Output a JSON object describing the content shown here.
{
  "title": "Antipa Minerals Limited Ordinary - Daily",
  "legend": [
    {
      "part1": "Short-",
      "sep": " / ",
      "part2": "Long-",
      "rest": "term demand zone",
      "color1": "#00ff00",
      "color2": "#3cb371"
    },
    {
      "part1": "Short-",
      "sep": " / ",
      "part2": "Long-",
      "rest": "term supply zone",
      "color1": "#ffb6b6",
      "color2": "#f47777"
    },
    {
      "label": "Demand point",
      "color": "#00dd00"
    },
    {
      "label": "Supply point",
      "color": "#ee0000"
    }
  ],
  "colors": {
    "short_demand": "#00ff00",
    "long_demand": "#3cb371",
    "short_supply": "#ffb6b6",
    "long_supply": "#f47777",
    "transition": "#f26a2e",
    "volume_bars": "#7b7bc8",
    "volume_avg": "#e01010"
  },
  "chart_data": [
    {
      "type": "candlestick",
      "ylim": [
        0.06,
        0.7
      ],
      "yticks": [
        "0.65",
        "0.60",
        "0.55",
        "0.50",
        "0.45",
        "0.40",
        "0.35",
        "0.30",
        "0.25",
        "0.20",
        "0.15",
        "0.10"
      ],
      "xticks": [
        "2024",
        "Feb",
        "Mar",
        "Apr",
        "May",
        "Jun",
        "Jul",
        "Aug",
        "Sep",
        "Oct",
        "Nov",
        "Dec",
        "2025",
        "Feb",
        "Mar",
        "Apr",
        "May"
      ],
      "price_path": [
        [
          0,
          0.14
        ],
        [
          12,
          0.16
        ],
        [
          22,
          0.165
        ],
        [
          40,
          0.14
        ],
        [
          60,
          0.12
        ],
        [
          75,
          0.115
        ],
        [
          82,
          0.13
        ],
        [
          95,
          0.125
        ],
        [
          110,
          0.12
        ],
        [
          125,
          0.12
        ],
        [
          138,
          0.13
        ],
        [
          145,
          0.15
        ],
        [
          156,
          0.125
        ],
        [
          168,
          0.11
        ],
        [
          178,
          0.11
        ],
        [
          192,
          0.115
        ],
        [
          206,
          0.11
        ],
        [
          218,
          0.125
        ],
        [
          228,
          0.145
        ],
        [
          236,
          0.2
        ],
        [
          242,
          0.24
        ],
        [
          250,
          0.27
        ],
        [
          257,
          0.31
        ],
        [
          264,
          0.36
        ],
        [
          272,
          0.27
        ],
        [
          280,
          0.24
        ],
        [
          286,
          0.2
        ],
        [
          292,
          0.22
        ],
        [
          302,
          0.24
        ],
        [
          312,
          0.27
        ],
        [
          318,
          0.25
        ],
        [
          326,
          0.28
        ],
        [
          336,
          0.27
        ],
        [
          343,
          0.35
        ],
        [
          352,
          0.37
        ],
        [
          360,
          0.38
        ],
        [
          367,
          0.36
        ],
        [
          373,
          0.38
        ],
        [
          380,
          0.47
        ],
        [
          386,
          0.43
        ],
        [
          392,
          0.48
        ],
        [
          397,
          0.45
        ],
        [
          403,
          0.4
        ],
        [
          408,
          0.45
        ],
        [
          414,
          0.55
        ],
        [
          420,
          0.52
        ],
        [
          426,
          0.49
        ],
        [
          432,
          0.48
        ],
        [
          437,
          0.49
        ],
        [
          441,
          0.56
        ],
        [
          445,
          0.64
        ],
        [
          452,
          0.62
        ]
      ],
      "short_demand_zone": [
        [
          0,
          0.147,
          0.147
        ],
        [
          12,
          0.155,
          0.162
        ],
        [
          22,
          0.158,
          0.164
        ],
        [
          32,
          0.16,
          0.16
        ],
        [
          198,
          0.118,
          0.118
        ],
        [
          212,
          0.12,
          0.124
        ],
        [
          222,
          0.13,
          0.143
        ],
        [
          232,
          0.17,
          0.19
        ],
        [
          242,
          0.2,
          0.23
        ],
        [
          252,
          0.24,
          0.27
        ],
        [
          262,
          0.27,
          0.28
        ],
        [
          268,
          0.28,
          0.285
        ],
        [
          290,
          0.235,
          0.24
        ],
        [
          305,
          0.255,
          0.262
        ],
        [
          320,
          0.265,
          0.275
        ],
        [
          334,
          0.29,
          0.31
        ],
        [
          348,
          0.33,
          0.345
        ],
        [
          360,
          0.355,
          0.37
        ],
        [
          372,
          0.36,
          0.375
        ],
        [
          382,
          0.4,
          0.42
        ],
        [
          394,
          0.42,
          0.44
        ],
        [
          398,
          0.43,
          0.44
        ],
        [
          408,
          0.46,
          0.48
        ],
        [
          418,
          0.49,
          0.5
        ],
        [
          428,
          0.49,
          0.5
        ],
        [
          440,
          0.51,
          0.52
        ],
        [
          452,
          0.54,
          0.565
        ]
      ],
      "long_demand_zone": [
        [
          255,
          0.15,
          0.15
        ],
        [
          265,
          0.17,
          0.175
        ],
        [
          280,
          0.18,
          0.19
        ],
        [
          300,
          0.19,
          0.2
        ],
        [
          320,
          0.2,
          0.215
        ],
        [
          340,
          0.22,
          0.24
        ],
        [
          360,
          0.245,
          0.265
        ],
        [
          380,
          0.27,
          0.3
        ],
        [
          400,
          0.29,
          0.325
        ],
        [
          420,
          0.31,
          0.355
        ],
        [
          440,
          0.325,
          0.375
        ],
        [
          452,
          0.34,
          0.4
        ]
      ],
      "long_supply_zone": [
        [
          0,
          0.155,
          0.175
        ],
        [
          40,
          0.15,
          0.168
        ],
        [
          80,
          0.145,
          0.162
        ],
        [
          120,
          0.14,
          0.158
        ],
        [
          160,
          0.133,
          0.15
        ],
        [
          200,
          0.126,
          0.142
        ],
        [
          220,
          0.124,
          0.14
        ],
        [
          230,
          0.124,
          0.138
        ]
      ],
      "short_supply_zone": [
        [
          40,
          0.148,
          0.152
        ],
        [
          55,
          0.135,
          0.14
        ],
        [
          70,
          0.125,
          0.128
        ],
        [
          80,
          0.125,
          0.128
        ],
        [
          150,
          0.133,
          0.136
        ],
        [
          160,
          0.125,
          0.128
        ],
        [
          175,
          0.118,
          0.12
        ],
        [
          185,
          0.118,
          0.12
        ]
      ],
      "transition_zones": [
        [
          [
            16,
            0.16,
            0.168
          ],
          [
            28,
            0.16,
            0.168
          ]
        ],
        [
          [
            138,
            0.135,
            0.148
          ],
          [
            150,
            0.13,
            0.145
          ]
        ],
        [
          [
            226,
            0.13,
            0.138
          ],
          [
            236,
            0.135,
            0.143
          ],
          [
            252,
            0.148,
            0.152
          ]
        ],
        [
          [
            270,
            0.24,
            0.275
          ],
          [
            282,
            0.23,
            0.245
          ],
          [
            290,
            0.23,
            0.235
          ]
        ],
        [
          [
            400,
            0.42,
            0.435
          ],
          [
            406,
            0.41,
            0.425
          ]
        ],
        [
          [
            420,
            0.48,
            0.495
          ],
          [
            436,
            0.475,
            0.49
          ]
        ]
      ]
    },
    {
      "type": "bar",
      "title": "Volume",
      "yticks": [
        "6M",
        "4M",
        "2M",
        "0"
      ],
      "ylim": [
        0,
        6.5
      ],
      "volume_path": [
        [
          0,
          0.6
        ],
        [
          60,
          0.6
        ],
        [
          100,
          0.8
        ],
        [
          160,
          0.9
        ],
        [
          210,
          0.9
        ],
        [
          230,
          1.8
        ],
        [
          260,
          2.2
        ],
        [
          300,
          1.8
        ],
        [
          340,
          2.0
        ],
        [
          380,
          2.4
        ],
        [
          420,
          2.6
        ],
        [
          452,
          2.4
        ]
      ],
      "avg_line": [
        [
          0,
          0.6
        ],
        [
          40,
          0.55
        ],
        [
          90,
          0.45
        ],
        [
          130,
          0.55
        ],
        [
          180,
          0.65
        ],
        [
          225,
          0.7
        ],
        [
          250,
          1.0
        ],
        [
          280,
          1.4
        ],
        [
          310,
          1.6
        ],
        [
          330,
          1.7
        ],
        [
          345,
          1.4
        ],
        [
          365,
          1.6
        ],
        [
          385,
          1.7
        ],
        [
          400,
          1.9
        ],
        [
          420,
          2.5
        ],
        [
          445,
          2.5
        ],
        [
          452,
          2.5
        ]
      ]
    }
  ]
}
* * *
Problem details
Gather each line of the records holding the string "label".

Task solution
      "label": "Demand point",
      "label": "Supply point",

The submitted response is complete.